(Records that describe figures)
# # # # #
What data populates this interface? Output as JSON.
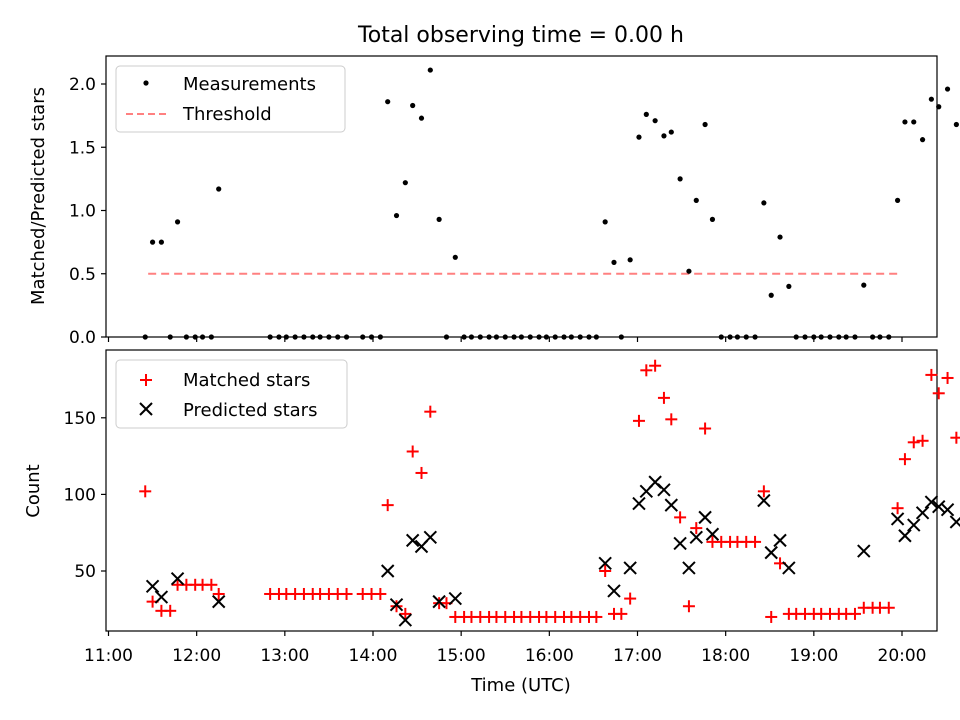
{
  "chart_data": [
    {
      "type": "scatter",
      "title": "Total observing time = 0.00 h",
      "xlabel": "",
      "ylabel": "Matched/Predicted stars",
      "xlim": [
        "11:00",
        "20:25"
      ],
      "ylim": [
        0,
        2.2
      ],
      "xticks": [
        "11:00",
        "12:00",
        "13:00",
        "14:00",
        "15:00",
        "16:00",
        "17:00",
        "18:00",
        "19:00",
        "20:00"
      ],
      "yticks": [
        "0.0",
        "0.5",
        "1.0",
        "1.5",
        "2.0"
      ],
      "legend_position": "upper left",
      "threshold": {
        "name": "Threshold",
        "value": 0.5,
        "x_range": [
          "11:27",
          "20:00"
        ],
        "color": "#ff8080",
        "style": "dashed"
      },
      "series": [
        {
          "name": "Measurements",
          "color": "#000000",
          "marker": "dot",
          "points": [
            [
              "11:25",
              0
            ],
            [
              "11:30",
              0.75
            ],
            [
              "11:36",
              0.75
            ],
            [
              "11:42",
              0
            ],
            [
              "11:47",
              0.91
            ],
            [
              "11:53",
              0
            ],
            [
              "11:59",
              0
            ],
            [
              "12:04",
              0
            ],
            [
              "12:10",
              0
            ],
            [
              "12:15",
              1.17
            ],
            [
              "12:50",
              0
            ],
            [
              "12:56",
              0
            ],
            [
              "13:01",
              0
            ],
            [
              "13:07",
              0
            ],
            [
              "13:13",
              0
            ],
            [
              "13:19",
              0
            ],
            [
              "13:24",
              0
            ],
            [
              "13:30",
              0
            ],
            [
              "13:36",
              0
            ],
            [
              "13:42",
              0
            ],
            [
              "13:53",
              0
            ],
            [
              "13:59",
              0
            ],
            [
              "14:05",
              0
            ],
            [
              "14:10",
              1.86
            ],
            [
              "14:16",
              0.96
            ],
            [
              "14:22",
              1.22
            ],
            [
              "14:27",
              1.83
            ],
            [
              "14:33",
              1.73
            ],
            [
              "14:39",
              2.11
            ],
            [
              "14:45",
              0.93
            ],
            [
              "14:50",
              0
            ],
            [
              "14:56",
              0.63
            ],
            [
              "15:02",
              0
            ],
            [
              "15:07",
              0
            ],
            [
              "15:13",
              0
            ],
            [
              "15:19",
              0
            ],
            [
              "15:24",
              0
            ],
            [
              "15:30",
              0
            ],
            [
              "15:36",
              0
            ],
            [
              "15:41",
              0
            ],
            [
              "15:47",
              0
            ],
            [
              "15:53",
              0
            ],
            [
              "15:58",
              0
            ],
            [
              "16:04",
              0
            ],
            [
              "16:10",
              0
            ],
            [
              "16:15",
              0
            ],
            [
              "16:21",
              0
            ],
            [
              "16:27",
              0
            ],
            [
              "16:32",
              0
            ],
            [
              "16:38",
              0.91
            ],
            [
              "16:44",
              0.59
            ],
            [
              "16:49",
              0
            ],
            [
              "16:55",
              0.61
            ],
            [
              "17:01",
              1.58
            ],
            [
              "17:06",
              1.76
            ],
            [
              "17:12",
              1.71
            ],
            [
              "17:18",
              1.59
            ],
            [
              "17:23",
              1.62
            ],
            [
              "17:29",
              1.25
            ],
            [
              "17:35",
              0.52
            ],
            [
              "17:40",
              1.08
            ],
            [
              "17:46",
              1.68
            ],
            [
              "17:51",
              0.93
            ],
            [
              "17:57",
              0
            ],
            [
              "18:03",
              0
            ],
            [
              "18:08",
              0
            ],
            [
              "18:14",
              0
            ],
            [
              "18:20",
              0
            ],
            [
              "18:26",
              1.06
            ],
            [
              "18:31",
              0.33
            ],
            [
              "18:37",
              0.79
            ],
            [
              "18:43",
              0.4
            ],
            [
              "18:48",
              0
            ],
            [
              "18:54",
              0
            ],
            [
              "19:00",
              0
            ],
            [
              "19:05",
              0
            ],
            [
              "19:11",
              0
            ],
            [
              "19:17",
              0
            ],
            [
              "19:22",
              0
            ],
            [
              "19:28",
              0
            ],
            [
              "19:34",
              0.41
            ],
            [
              "19:40",
              0
            ],
            [
              "19:45",
              0
            ],
            [
              "19:51",
              0
            ],
            [
              "19:57",
              1.08
            ],
            [
              "20:02",
              1.7
            ],
            [
              "20:08",
              1.7
            ],
            [
              "20:14",
              1.56
            ],
            [
              "20:20",
              1.88
            ],
            [
              "20:25",
              1.82
            ],
            [
              "20:31",
              1.96
            ],
            [
              "20:37",
              1.68
            ]
          ]
        }
      ]
    },
    {
      "type": "scatter",
      "title": "",
      "xlabel": "Time (UTC)",
      "ylabel": "Count",
      "xlim": [
        "11:00",
        "20:25"
      ],
      "ylim": [
        10,
        190
      ],
      "xticks": [
        "11:00",
        "12:00",
        "13:00",
        "14:00",
        "15:00",
        "16:00",
        "17:00",
        "18:00",
        "19:00",
        "20:00"
      ],
      "yticks": [
        "50",
        "100",
        "150"
      ],
      "legend_position": "upper left",
      "series": [
        {
          "name": "Matched stars",
          "color": "#ff0000",
          "marker": "plus",
          "points": [
            [
              "11:25",
              102
            ],
            [
              "11:30",
              30
            ],
            [
              "11:36",
              24
            ],
            [
              "11:42",
              24
            ],
            [
              "11:47",
              41
            ],
            [
              "11:53",
              41
            ],
            [
              "11:59",
              41
            ],
            [
              "12:04",
              41
            ],
            [
              "12:10",
              41
            ],
            [
              "12:15",
              35
            ],
            [
              "12:50",
              35
            ],
            [
              "12:56",
              35
            ],
            [
              "13:01",
              35
            ],
            [
              "13:07",
              35
            ],
            [
              "13:13",
              35
            ],
            [
              "13:19",
              35
            ],
            [
              "13:24",
              35
            ],
            [
              "13:30",
              35
            ],
            [
              "13:36",
              35
            ],
            [
              "13:42",
              35
            ],
            [
              "13:53",
              35
            ],
            [
              "13:59",
              35
            ],
            [
              "14:05",
              35
            ],
            [
              "14:10",
              93
            ],
            [
              "14:16",
              27
            ],
            [
              "14:22",
              22
            ],
            [
              "14:27",
              128
            ],
            [
              "14:33",
              114
            ],
            [
              "14:39",
              154
            ],
            [
              "14:45",
              29
            ],
            [
              "14:50",
              29
            ],
            [
              "14:56",
              20
            ],
            [
              "15:02",
              20
            ],
            [
              "15:07",
              20
            ],
            [
              "15:13",
              20
            ],
            [
              "15:19",
              20
            ],
            [
              "15:24",
              20
            ],
            [
              "15:30",
              20
            ],
            [
              "15:36",
              20
            ],
            [
              "15:41",
              20
            ],
            [
              "15:47",
              20
            ],
            [
              "15:53",
              20
            ],
            [
              "15:58",
              20
            ],
            [
              "16:04",
              20
            ],
            [
              "16:10",
              20
            ],
            [
              "16:15",
              20
            ],
            [
              "16:21",
              20
            ],
            [
              "16:27",
              20
            ],
            [
              "16:32",
              20
            ],
            [
              "16:38",
              50
            ],
            [
              "16:44",
              22
            ],
            [
              "16:49",
              22
            ],
            [
              "16:55",
              32
            ],
            [
              "17:01",
              148
            ],
            [
              "17:06",
              181
            ],
            [
              "17:12",
              184
            ],
            [
              "17:18",
              163
            ],
            [
              "17:23",
              149
            ],
            [
              "17:29",
              85
            ],
            [
              "17:35",
              27
            ],
            [
              "17:40",
              78
            ],
            [
              "17:46",
              143
            ],
            [
              "17:51",
              69
            ],
            [
              "17:57",
              69
            ],
            [
              "18:03",
              69
            ],
            [
              "18:08",
              69
            ],
            [
              "18:14",
              69
            ],
            [
              "18:20",
              69
            ],
            [
              "18:26",
              102
            ],
            [
              "18:31",
              20
            ],
            [
              "18:37",
              55
            ],
            [
              "18:43",
              22
            ],
            [
              "18:48",
              22
            ],
            [
              "18:54",
              22
            ],
            [
              "19:00",
              22
            ],
            [
              "19:05",
              22
            ],
            [
              "19:11",
              22
            ],
            [
              "19:17",
              22
            ],
            [
              "19:22",
              22
            ],
            [
              "19:28",
              22
            ],
            [
              "19:34",
              26
            ],
            [
              "19:40",
              26
            ],
            [
              "19:45",
              26
            ],
            [
              "19:51",
              26
            ],
            [
              "19:57",
              91
            ],
            [
              "20:02",
              123
            ],
            [
              "20:08",
              134
            ],
            [
              "20:14",
              135
            ],
            [
              "20:20",
              178
            ],
            [
              "20:25",
              166
            ],
            [
              "20:31",
              176
            ],
            [
              "20:37",
              137
            ]
          ]
        },
        {
          "name": "Predicted stars",
          "color": "#000000",
          "marker": "x",
          "points": [
            [
              "11:30",
              40
            ],
            [
              "11:36",
              33
            ],
            [
              "11:47",
              45
            ],
            [
              "12:15",
              30
            ],
            [
              "14:10",
              50
            ],
            [
              "14:16",
              28
            ],
            [
              "14:22",
              18
            ],
            [
              "14:27",
              70
            ],
            [
              "14:33",
              66
            ],
            [
              "14:39",
              72
            ],
            [
              "14:45",
              30
            ],
            [
              "14:56",
              32
            ],
            [
              "16:38",
              55
            ],
            [
              "16:44",
              37
            ],
            [
              "16:55",
              52
            ],
            [
              "17:01",
              94
            ],
            [
              "17:06",
              102
            ],
            [
              "17:12",
              108
            ],
            [
              "17:18",
              103
            ],
            [
              "17:23",
              93
            ],
            [
              "17:29",
              68
            ],
            [
              "17:35",
              52
            ],
            [
              "17:40",
              72
            ],
            [
              "17:46",
              85
            ],
            [
              "17:51",
              74
            ],
            [
              "18:26",
              96
            ],
            [
              "18:31",
              62
            ],
            [
              "18:37",
              70
            ],
            [
              "18:43",
              52
            ],
            [
              "19:34",
              63
            ],
            [
              "19:57",
              84
            ],
            [
              "20:02",
              73
            ],
            [
              "20:08",
              80
            ],
            [
              "20:14",
              88
            ],
            [
              "20:20",
              95
            ],
            [
              "20:25",
              92
            ],
            [
              "20:31",
              90
            ],
            [
              "20:37",
              82
            ]
          ]
        }
      ]
    }
  ]
}
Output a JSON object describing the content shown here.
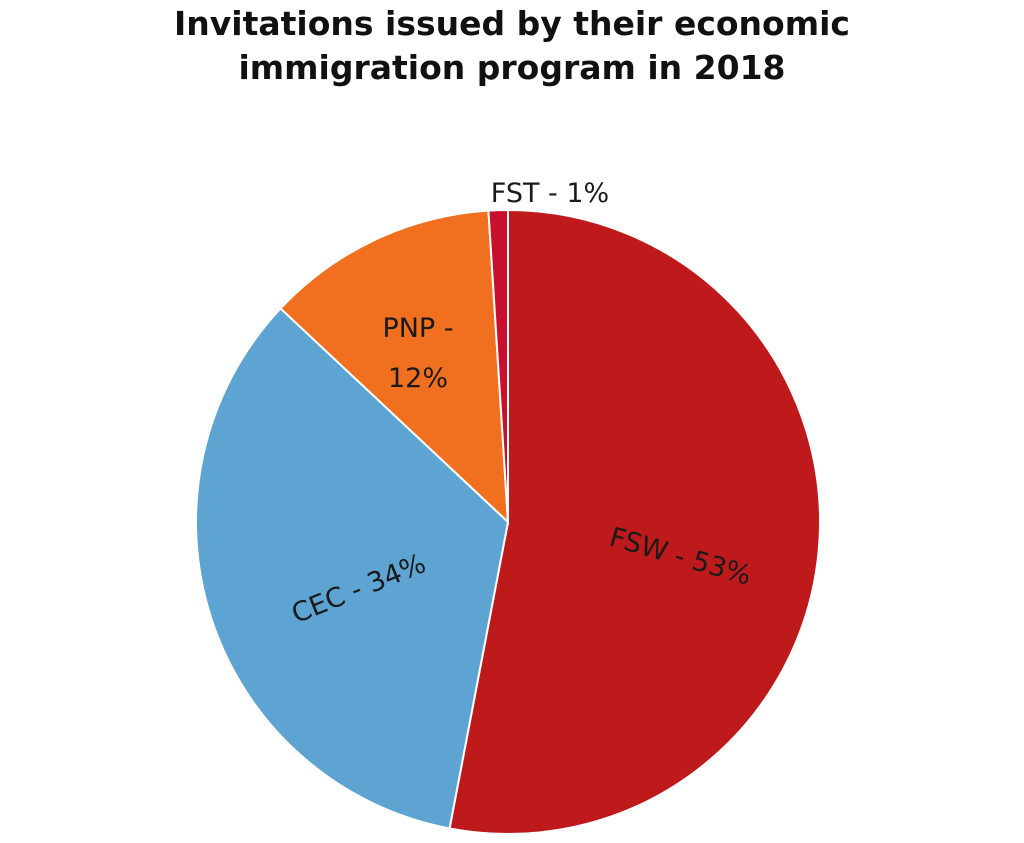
{
  "chart_data": {
    "type": "pie",
    "title": "Invitations issued by their economic immigration program in 2018",
    "title_lines": [
      "Invitations issued by their economic",
      "immigration program in 2018"
    ],
    "slices": [
      {
        "label": "FSW",
        "value": 53,
        "color": "#be1a1c",
        "text": "FSW - 53%"
      },
      {
        "label": "CEC",
        "value": 34,
        "color": "#5da4d2",
        "text": "CEC - 34%"
      },
      {
        "label": "PNP",
        "value": 12,
        "color": "#f07020",
        "text_lines": [
          "PNP -",
          "12%"
        ]
      },
      {
        "label": "FST",
        "value": 1,
        "color": "#c8102e",
        "text": "FST - 1%"
      }
    ]
  }
}
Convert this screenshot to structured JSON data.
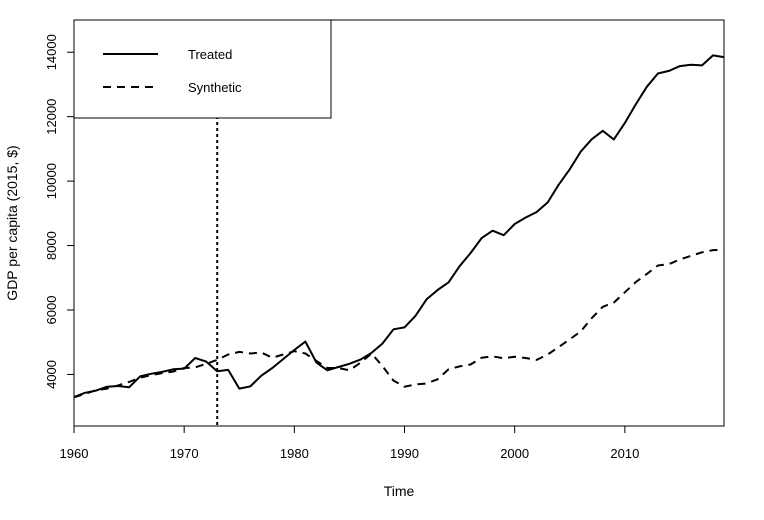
{
  "chart_data": {
    "type": "line",
    "title": "",
    "xlabel": "Time",
    "ylabel": "GDP per capita (2015, $)",
    "xlim": [
      1960,
      2019
    ],
    "ylim": [
      2400,
      15000
    ],
    "x_ticks": [
      1960,
      1970,
      1980,
      1990,
      2000,
      2010
    ],
    "y_ticks": [
      4000,
      6000,
      8000,
      10000,
      12000,
      14000
    ],
    "grid": false,
    "legend_position": "top-left",
    "vline": {
      "x": 1973,
      "style": "dotted"
    },
    "x": [
      1960,
      1961,
      1962,
      1963,
      1964,
      1965,
      1966,
      1967,
      1968,
      1969,
      1970,
      1971,
      1972,
      1973,
      1974,
      1975,
      1976,
      1977,
      1978,
      1979,
      1980,
      1981,
      1982,
      1983,
      1984,
      1985,
      1986,
      1987,
      1988,
      1989,
      1990,
      1991,
      1992,
      1993,
      1994,
      1995,
      1996,
      1997,
      1998,
      1999,
      2000,
      2001,
      2002,
      2003,
      2004,
      2005,
      2006,
      2007,
      2008,
      2009,
      2010,
      2011,
      2012,
      2013,
      2014,
      2015,
      2016,
      2017,
      2018,
      2019
    ],
    "series": [
      {
        "name": "Treated",
        "line_style": "solid",
        "values": [
          3300,
          3430,
          3500,
          3620,
          3640,
          3600,
          3940,
          4020,
          4080,
          4160,
          4180,
          4510,
          4400,
          4100,
          4140,
          3560,
          3630,
          3960,
          4200,
          4480,
          4760,
          5020,
          4370,
          4130,
          4230,
          4330,
          4460,
          4670,
          4960,
          5400,
          5460,
          5820,
          6330,
          6620,
          6860,
          7360,
          7770,
          8230,
          8460,
          8320,
          8670,
          8870,
          9040,
          9340,
          9890,
          10370,
          10920,
          11300,
          11560,
          11290,
          11800,
          12390,
          12930,
          13340,
          13420,
          13570,
          13610,
          13590,
          13900,
          13850
        ]
      },
      {
        "name": "Synthetic",
        "line_style": "dashed",
        "values": [
          3290,
          3400,
          3510,
          3560,
          3660,
          3770,
          3900,
          3980,
          4040,
          4090,
          4200,
          4220,
          4330,
          4450,
          4620,
          4700,
          4650,
          4680,
          4520,
          4620,
          4720,
          4650,
          4420,
          4200,
          4200,
          4130,
          4360,
          4650,
          4260,
          3810,
          3620,
          3690,
          3720,
          3850,
          4160,
          4250,
          4310,
          4520,
          4560,
          4500,
          4550,
          4510,
          4450,
          4620,
          4850,
          5090,
          5340,
          5750,
          6100,
          6230,
          6550,
          6870,
          7120,
          7380,
          7420,
          7570,
          7680,
          7790,
          7860,
          7870
        ]
      }
    ]
  }
}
# # # # #
▸ TASK TO CARRY OUT
Write down every line of the data above that includes the string "type".

▸ COMPLETE OUTPUT
      "type": "scatter",
      "type": "scatter",
    "type": "pie",
    "type": "line",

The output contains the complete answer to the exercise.